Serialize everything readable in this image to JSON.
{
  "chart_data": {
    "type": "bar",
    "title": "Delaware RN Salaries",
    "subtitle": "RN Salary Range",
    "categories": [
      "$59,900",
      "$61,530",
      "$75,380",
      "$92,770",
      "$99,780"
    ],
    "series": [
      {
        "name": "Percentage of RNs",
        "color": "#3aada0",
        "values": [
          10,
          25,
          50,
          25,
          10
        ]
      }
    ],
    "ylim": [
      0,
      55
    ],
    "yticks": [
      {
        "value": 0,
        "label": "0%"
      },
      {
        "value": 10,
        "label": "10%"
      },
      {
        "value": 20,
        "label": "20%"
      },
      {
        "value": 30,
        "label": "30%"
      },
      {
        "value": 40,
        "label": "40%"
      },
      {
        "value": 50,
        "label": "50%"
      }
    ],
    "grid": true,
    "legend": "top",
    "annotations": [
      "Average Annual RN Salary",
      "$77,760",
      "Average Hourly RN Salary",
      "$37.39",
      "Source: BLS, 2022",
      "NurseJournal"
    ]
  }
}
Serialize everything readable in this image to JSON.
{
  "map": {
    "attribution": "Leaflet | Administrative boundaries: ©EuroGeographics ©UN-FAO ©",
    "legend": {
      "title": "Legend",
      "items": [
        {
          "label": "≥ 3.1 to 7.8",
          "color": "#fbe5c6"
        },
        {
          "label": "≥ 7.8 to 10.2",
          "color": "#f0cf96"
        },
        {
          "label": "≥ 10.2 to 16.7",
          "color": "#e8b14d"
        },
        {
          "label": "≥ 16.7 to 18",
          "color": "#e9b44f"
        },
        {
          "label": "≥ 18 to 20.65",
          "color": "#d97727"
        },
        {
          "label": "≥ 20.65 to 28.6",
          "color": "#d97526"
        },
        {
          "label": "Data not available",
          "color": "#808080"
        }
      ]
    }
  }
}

....

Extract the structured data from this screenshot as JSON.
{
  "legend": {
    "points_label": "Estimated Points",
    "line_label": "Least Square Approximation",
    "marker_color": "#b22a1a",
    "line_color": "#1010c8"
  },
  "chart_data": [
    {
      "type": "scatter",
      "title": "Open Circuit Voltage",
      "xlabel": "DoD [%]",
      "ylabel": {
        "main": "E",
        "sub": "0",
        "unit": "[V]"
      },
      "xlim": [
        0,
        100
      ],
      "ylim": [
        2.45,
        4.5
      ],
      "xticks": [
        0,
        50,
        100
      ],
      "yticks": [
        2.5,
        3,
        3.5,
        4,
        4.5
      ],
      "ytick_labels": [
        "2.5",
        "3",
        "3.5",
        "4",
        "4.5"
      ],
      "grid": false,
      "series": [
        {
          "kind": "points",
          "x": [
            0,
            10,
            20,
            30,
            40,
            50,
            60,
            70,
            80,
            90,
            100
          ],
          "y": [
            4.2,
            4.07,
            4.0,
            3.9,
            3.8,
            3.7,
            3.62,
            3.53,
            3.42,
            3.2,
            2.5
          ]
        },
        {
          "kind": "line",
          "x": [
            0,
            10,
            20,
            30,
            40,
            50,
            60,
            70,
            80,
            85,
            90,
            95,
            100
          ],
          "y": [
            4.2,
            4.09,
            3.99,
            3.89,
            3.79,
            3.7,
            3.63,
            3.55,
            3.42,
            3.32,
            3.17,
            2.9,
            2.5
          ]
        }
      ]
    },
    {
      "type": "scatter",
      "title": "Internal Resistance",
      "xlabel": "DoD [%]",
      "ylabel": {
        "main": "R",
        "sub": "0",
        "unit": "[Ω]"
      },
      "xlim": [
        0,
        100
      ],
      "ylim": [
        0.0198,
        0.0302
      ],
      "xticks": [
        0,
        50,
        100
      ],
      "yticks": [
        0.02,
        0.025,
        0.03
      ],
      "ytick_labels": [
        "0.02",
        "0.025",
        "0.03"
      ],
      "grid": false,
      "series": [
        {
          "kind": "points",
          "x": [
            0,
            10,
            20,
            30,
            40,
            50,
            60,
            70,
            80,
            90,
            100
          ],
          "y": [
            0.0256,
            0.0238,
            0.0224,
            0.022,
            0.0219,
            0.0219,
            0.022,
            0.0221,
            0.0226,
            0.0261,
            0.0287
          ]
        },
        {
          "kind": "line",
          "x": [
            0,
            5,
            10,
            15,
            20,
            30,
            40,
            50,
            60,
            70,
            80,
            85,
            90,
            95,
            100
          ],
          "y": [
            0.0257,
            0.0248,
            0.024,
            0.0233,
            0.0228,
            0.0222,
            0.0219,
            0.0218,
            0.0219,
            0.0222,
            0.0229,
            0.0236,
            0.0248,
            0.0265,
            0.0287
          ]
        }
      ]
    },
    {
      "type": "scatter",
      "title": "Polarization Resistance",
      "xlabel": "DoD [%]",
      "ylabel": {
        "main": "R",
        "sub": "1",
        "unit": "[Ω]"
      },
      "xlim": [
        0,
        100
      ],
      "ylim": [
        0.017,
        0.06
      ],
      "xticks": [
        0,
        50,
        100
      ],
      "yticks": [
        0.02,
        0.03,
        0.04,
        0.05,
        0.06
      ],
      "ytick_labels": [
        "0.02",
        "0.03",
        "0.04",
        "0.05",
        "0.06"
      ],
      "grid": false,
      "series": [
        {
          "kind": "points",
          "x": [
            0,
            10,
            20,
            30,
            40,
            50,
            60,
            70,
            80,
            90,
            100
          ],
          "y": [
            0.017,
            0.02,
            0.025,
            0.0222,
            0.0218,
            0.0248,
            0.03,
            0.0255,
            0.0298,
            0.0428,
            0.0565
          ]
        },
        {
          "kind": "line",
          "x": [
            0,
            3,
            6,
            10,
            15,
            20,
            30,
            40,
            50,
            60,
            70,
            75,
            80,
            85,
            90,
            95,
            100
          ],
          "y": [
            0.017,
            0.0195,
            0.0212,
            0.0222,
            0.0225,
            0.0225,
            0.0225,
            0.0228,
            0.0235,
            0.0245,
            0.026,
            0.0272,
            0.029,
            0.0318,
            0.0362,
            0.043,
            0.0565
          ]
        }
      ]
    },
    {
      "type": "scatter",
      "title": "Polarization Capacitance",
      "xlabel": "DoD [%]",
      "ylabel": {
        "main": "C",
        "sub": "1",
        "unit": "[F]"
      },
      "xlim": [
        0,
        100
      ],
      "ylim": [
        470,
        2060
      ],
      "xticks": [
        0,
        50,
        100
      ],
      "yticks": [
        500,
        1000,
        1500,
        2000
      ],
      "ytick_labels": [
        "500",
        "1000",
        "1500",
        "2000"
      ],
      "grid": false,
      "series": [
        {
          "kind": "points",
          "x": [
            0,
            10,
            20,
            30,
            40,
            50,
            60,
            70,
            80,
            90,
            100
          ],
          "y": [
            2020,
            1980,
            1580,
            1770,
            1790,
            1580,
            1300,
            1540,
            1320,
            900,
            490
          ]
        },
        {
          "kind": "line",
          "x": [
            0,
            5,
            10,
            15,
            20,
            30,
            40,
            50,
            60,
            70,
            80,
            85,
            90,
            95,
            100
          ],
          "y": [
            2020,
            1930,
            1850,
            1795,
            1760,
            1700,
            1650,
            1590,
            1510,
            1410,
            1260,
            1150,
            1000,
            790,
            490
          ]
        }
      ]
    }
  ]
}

....

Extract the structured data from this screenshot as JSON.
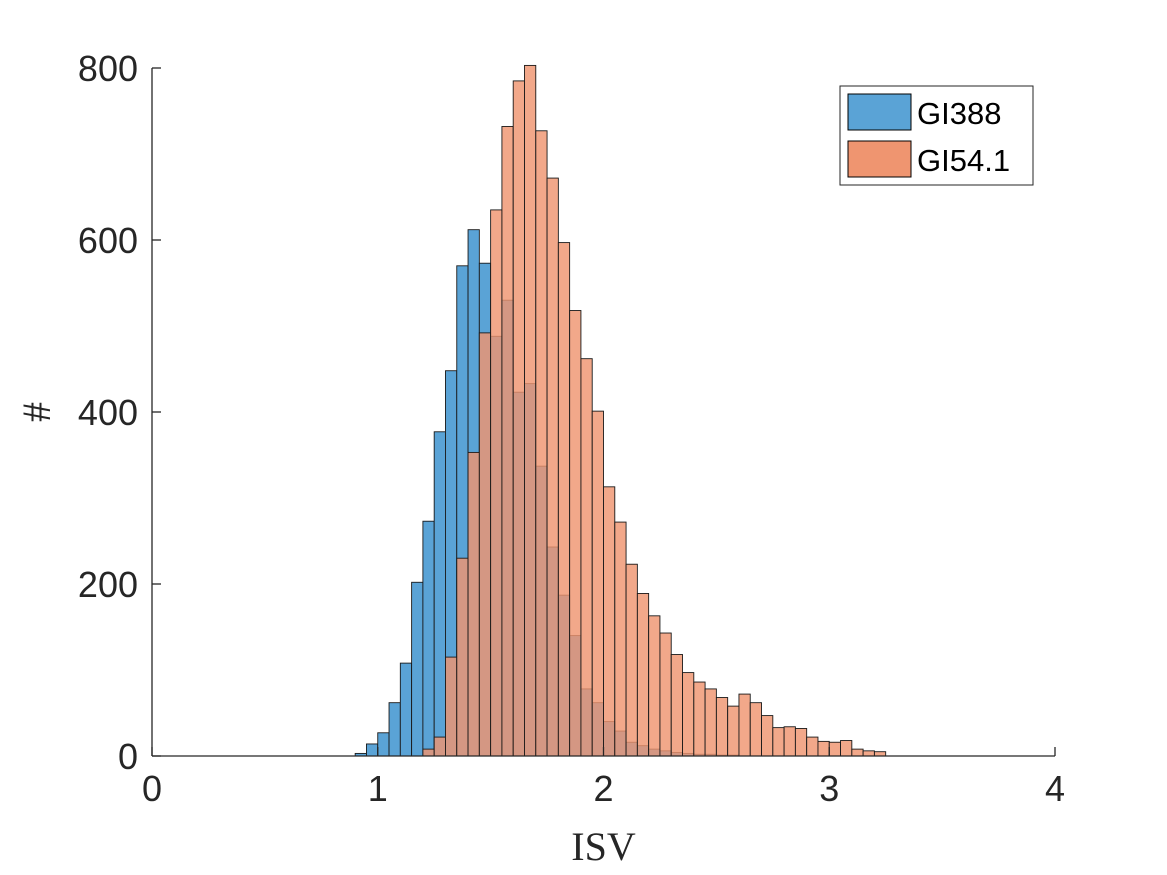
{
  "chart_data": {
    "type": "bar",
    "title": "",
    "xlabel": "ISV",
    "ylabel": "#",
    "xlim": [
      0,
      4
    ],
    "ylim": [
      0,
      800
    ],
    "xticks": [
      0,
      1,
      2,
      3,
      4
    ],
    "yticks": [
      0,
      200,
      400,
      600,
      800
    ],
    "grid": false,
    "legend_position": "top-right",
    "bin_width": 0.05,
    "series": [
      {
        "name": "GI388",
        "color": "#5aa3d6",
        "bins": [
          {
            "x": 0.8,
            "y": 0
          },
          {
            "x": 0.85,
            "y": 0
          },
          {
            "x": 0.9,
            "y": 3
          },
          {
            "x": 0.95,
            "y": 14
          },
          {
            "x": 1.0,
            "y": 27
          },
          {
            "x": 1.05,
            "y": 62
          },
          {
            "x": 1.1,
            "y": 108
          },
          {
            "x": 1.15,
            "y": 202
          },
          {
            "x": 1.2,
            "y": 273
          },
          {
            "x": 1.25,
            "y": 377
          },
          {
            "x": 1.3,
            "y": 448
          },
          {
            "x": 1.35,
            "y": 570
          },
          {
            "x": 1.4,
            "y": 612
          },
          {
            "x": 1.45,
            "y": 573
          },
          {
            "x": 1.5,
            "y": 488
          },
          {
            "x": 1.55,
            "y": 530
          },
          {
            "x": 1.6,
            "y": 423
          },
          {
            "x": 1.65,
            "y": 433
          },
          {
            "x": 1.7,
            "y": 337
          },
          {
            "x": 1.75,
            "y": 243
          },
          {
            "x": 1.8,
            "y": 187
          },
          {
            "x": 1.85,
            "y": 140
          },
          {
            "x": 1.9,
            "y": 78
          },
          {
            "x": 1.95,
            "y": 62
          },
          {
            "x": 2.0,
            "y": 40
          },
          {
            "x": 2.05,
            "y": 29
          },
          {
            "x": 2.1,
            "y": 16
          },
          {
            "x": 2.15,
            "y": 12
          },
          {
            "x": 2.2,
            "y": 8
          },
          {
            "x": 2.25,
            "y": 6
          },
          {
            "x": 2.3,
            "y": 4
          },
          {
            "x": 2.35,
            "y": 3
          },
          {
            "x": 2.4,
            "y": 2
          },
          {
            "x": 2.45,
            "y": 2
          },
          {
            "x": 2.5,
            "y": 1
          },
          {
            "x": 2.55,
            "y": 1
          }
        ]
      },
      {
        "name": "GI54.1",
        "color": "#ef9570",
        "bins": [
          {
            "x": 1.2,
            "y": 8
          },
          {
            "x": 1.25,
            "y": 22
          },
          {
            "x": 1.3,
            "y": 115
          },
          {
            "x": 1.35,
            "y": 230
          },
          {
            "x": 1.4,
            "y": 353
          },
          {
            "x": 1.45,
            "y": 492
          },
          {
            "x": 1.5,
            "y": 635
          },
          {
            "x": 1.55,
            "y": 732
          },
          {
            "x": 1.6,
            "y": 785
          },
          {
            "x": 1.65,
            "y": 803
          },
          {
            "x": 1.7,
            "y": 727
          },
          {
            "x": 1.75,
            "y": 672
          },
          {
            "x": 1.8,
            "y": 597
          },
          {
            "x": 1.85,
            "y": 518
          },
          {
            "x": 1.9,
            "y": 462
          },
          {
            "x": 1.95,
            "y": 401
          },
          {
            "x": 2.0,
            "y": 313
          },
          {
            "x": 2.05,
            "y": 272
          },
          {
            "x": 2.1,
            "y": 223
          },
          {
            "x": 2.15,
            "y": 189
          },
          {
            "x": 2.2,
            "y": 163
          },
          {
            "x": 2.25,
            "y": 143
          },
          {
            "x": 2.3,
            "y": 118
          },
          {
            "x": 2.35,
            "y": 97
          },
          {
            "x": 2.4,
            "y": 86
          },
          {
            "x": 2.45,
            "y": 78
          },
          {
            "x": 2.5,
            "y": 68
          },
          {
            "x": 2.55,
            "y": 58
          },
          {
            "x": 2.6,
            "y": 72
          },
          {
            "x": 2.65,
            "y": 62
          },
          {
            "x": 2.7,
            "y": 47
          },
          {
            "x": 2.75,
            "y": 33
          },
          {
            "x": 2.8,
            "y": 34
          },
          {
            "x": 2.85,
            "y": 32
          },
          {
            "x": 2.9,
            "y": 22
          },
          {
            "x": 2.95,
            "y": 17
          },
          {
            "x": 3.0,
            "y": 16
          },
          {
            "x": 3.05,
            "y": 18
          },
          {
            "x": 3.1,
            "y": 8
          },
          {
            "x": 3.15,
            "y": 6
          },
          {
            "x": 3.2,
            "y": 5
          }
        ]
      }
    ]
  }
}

....

▸ **SET PROBLEM**
Out of the material above, select every line that holds the string "name".

▸ **CORRECT RESULT**
        "name": "Percentage of RNs",
        "name": "GI388",
        "name": "GI54.1",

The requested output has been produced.